• _Problem requirements_: In your copy, leave out the pictures; write out all the data exactly.
────────────────────
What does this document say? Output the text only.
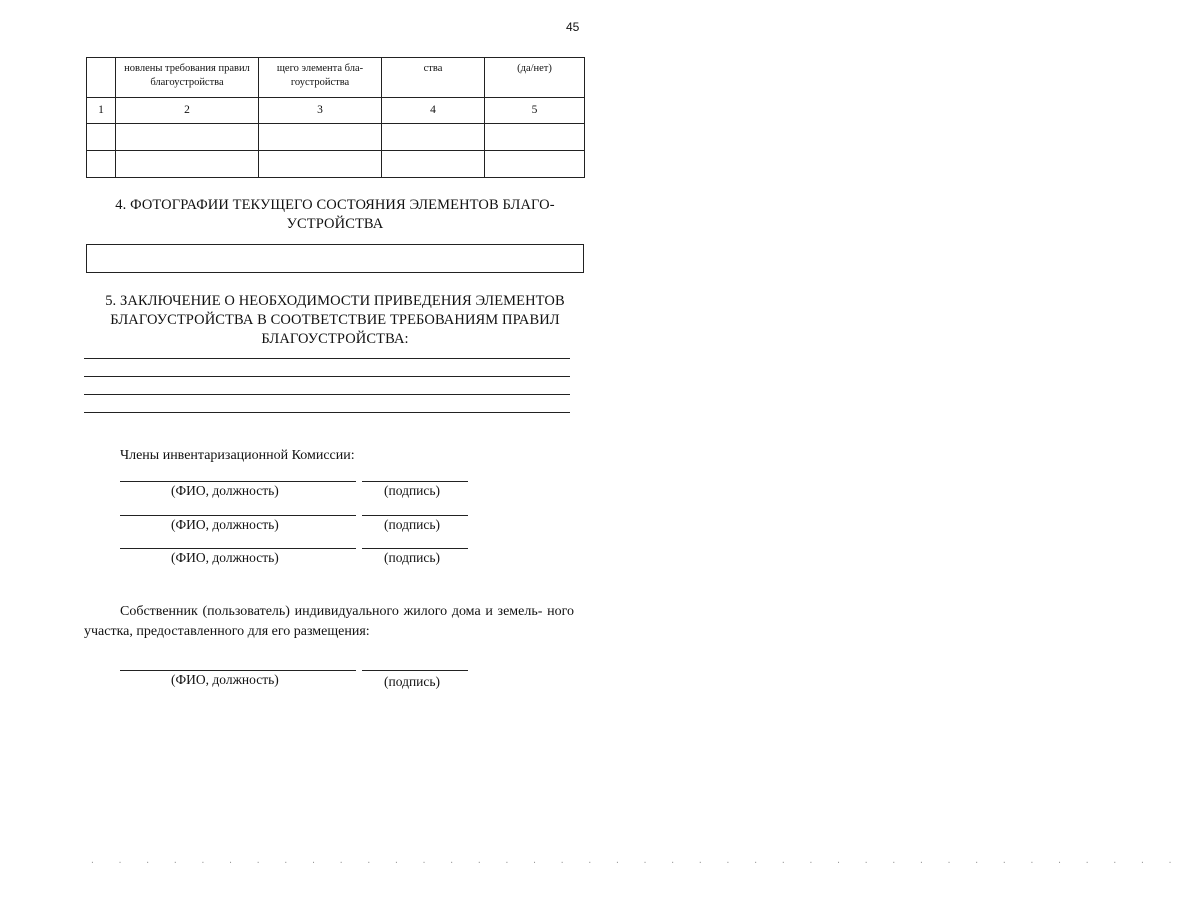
45
	новлены требования правил благоустройства	щего элемента бла-гоустройства	ства	(да/нет)
1	2	3	4	5

4. ФОТОГРАФИИ ТЕКУЩЕГО СОСТОЯНИЯ ЭЛЕМЕНТОВ БЛАГО-
УСТРОЙСТВА
5. ЗАКЛЮЧЕНИЕ О НЕОБХОДИМОСТИ ПРИВЕДЕНИЯ ЭЛЕМЕНТОВ
БЛАГОУСТРОЙСТВА В СООТВЕТСТВИЕ ТРЕБОВАНИЯМ ПРАВИЛ
БЛАГОУСТРОЙСТВА:
Члены инвентаризационной Комиссии:
(ФИО, должность)	(подпись)
(ФИО, должность)	(подпись)
(ФИО, должность)	(подпись)
Собственник (пользователь) индивидуального жилого дома и земель- ного участка, предоставленного для его размещения:
(ФИО, должность)	(подпись)
· · · · · · · · · · · · · · · · · · · · · · · · · · · · · · · · · · · · · · · ·
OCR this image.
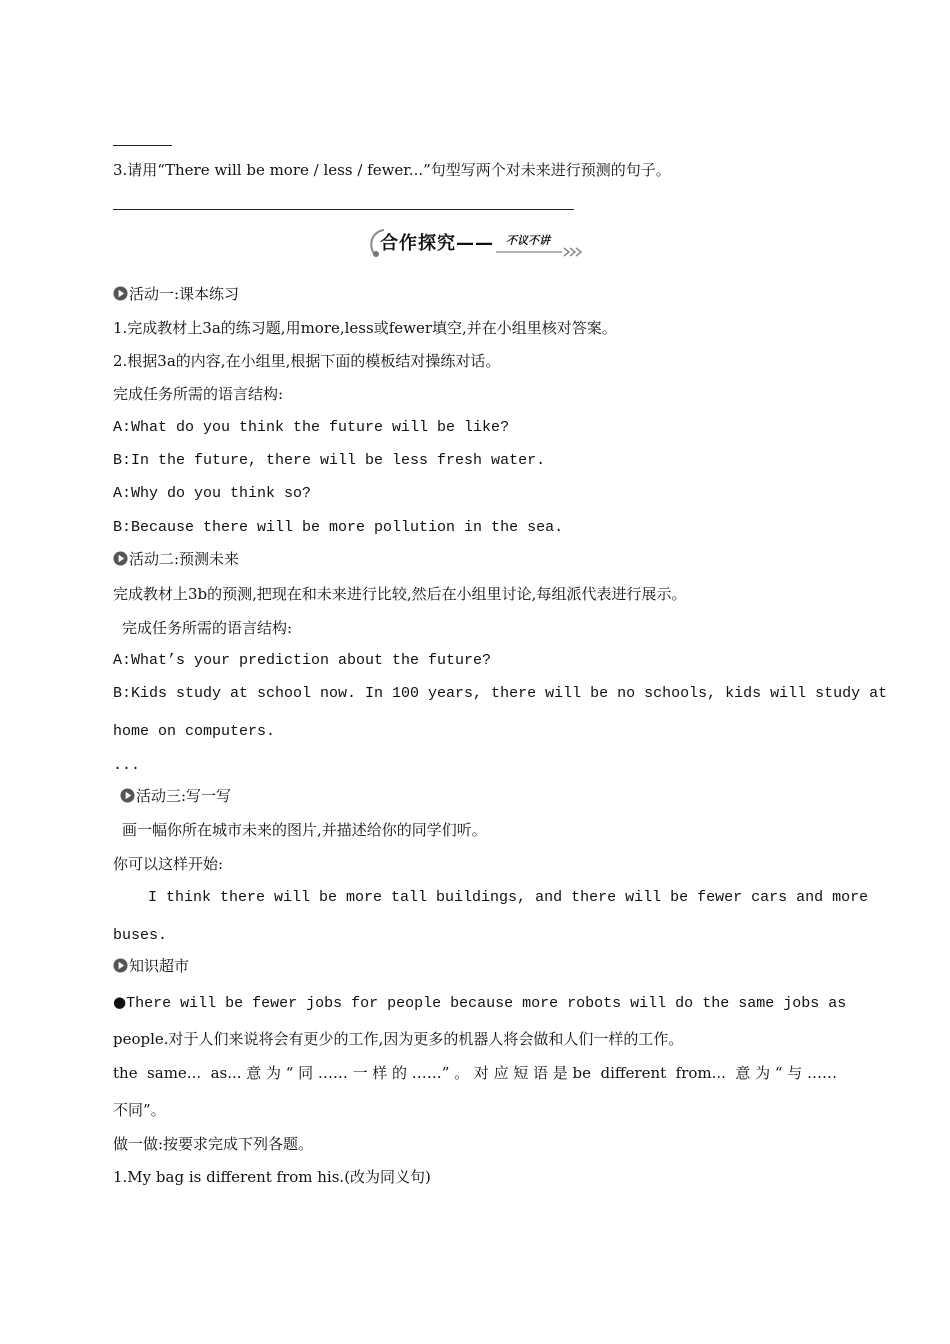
3.请用“There will be more / less / fewer...”句型写两个对未来进行预测的句子。
合作探究—— 不议不讲
活动一:课本练习
1.完成教材上3a的练习题,用more,less或fewer填空,并在小组里核对答案。
2.根据3a的内容,在小组里,根据下面的模板结对操练对话。
完成任务所需的语言结构:
A:What do you think the future will be like?
B:In the future, there will be less fresh water.
A:Why do you think so?
B:Because there will be more pollution in the sea.
活动二:预测未来
完成教材上3b的预测,把现在和未来进行比较,然后在小组里讨论,每组派代表进行展示。
完成任务所需的语言结构:
A:What’s your prediction about the future?
B:Kids study at school now. In 100 years, there will be no schools, kids will study at
home on computers.
...
活动三:写一写
画一幅你所在城市未来的图片,并描述给你的同学们听。
你可以这样开始:
I think there will be more tall buildings, and there will be fewer cars and more
buses.
知识超市
●There will be fewer jobs for people because more robots will do the same jobs as
people.对于人们来说将会有更少的工作,因为更多的机器人将会做和人们一样的工作。
the same... as...意为“同……一样的……”。对应短语是be different from... 意为“与……
不同”。
做一做:按要求完成下列各题。
1.My bag is different from his.(改为同义句)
────────────────────
• _Response to the task_:
What does this document say? Output the text only.
45
	новлены требования правил благоустройства	щего элемента бла-гоустройства	ства	(да/нет)
1	2	3	4	5

4. ФОТОГРАФИИ ТЕКУЩЕГО СОСТОЯНИЯ ЭЛЕМЕНТОВ БЛАГО-
УСТРОЙСТВА
5. ЗАКЛЮЧЕНИЕ О НЕОБХОДИМОСТИ ПРИВЕДЕНИЯ ЭЛЕМЕНТОВ
БЛАГОУСТРОЙСТВА В СООТВЕТСТВИЕ ТРЕБОВАНИЯМ ПРАВИЛ
БЛАГОУСТРОЙСТВА:
Члены инвентаризационной Комиссии:
(ФИО, должность)	(подпись)
(ФИО, должность)	(подпись)
(ФИО, должность)	(подпись)
Собственник (пользователь) индивидуального жилого дома и земель- ного участка, предоставленного для его размещения:
(ФИО, должность)	(подпись)
· · · · · · · · · · · · · · · · · · · · · · · · · · · · · · · · · · · · · · · ·
OCR this image.
3.请用“There will be more / less / fewer...”句型写两个对未来进行预测的句子。
合作探究—— 不议不讲
活动一:课本练习
1.完成教材上3a的练习题,用more,less或fewer填空,并在小组里核对答案。
2.根据3a的内容,在小组里,根据下面的模板结对操练对话。
完成任务所需的语言结构:
A:What do you think the future will be like?
B:In the future, there will be less fresh water.
A:Why do you think so?
B:Because there will be more pollution in the sea.
活动二:预测未来
完成教材上3b的预测,把现在和未来进行比较,然后在小组里讨论,每组派代表进行展示。
完成任务所需的语言结构:
A:What’s your prediction about the future?
B:Kids study at school now. In 100 years, there will be no schools, kids will study at
home on computers.
...
活动三:写一写
画一幅你所在城市未来的图片,并描述给你的同学们听。
你可以这样开始:
I think there will be more tall buildings, and there will be fewer cars and more
buses.
知识超市
●There will be fewer jobs for people because more robots will do the same jobs as
people.对于人们来说将会有更少的工作,因为更多的机器人将会做和人们一样的工作。
the same... as...意为“同……一样的……”。对应短语是be different from... 意为“与……
不同”。
做一做:按要求完成下列各题。
1.My bag is different from his.(改为同义句)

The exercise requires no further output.